start
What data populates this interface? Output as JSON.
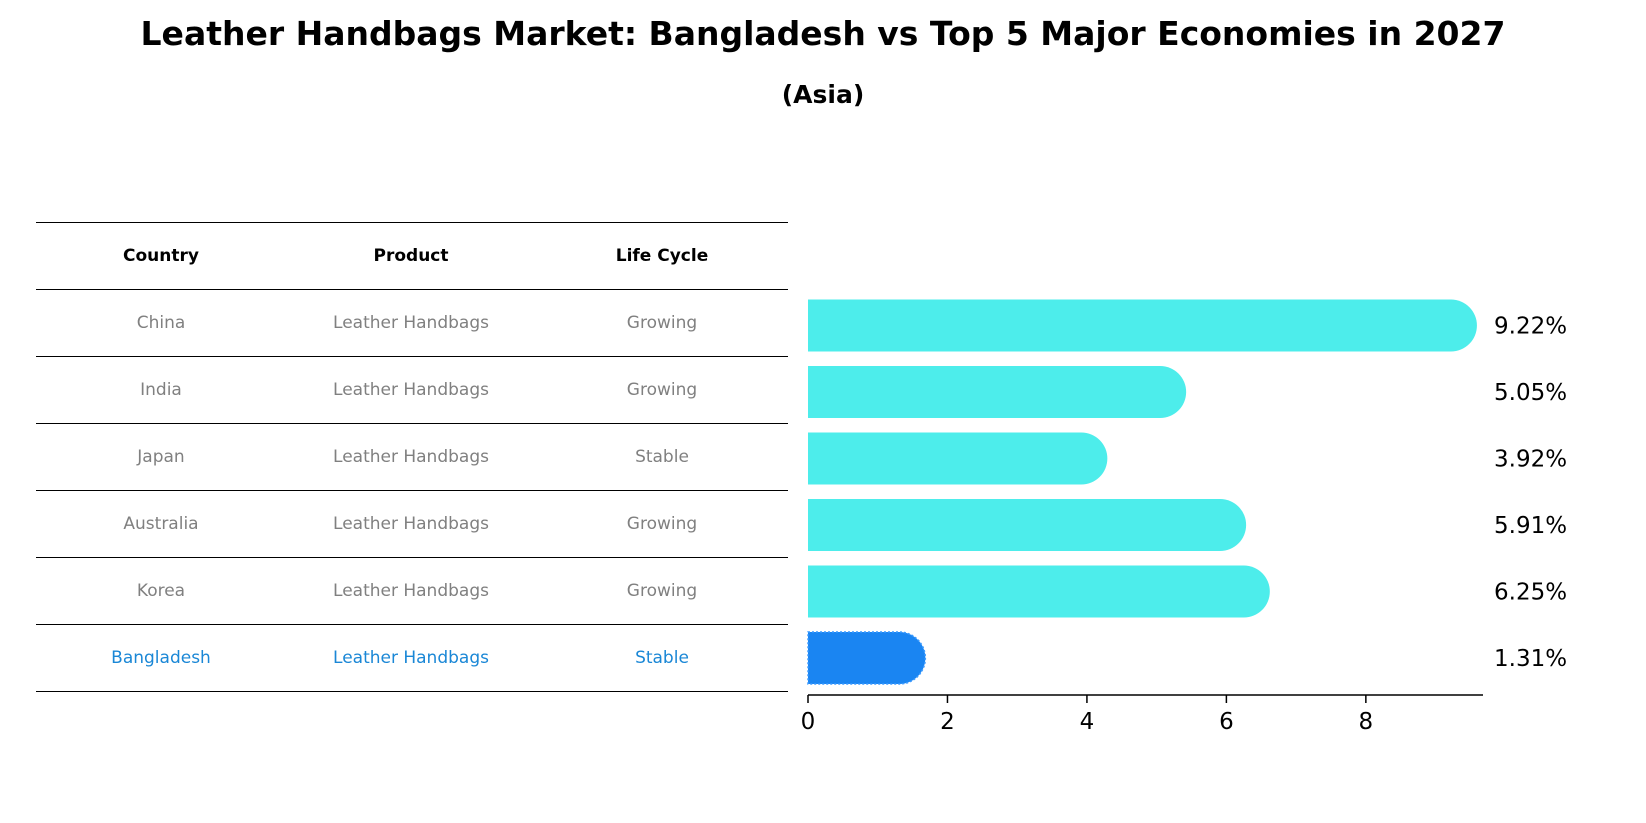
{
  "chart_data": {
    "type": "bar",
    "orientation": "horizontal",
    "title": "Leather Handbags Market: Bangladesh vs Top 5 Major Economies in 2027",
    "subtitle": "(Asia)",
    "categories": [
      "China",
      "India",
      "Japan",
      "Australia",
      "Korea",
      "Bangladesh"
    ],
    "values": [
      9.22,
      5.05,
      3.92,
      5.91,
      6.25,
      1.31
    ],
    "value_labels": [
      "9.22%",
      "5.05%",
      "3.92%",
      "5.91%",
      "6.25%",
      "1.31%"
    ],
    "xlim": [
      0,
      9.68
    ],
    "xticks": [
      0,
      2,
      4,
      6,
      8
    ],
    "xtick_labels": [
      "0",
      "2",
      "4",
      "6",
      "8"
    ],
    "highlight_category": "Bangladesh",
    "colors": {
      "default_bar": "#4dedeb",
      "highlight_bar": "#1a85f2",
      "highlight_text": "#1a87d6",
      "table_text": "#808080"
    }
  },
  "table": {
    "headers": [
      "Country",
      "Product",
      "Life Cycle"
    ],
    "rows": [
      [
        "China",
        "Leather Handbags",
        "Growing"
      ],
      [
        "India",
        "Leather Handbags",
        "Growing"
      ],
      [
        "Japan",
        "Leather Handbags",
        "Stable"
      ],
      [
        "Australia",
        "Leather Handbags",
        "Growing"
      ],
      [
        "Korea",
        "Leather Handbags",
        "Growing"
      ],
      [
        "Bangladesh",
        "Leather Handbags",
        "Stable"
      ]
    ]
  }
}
end
start
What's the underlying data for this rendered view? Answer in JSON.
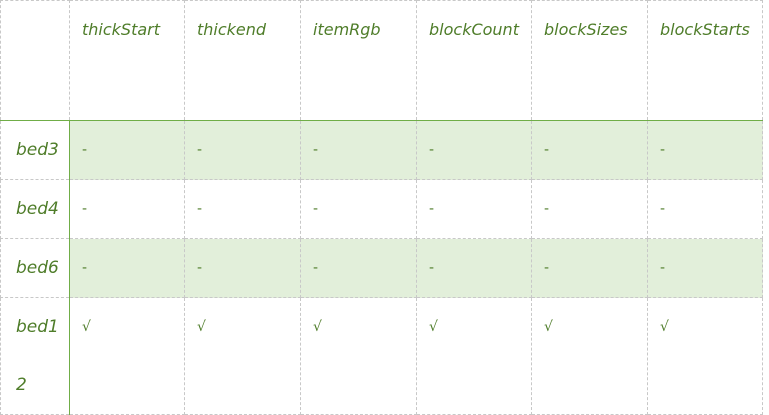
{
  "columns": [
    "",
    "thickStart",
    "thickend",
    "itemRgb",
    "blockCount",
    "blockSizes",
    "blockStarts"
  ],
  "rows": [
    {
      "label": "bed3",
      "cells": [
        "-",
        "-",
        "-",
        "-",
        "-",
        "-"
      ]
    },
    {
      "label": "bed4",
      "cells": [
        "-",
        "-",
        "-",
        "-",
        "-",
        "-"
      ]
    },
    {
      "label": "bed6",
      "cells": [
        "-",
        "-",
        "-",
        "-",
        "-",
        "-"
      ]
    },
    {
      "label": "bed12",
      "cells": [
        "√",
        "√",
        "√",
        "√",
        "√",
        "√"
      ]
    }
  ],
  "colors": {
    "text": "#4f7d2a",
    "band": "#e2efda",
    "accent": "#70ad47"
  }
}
end
EXERCISE AIM: Only lines with the word "this" should be collected from the material.

CORRECT ANSWER:
What data populates this interface? Output as JSON.
What's the underlying data for this rendered view? Answer in JSON.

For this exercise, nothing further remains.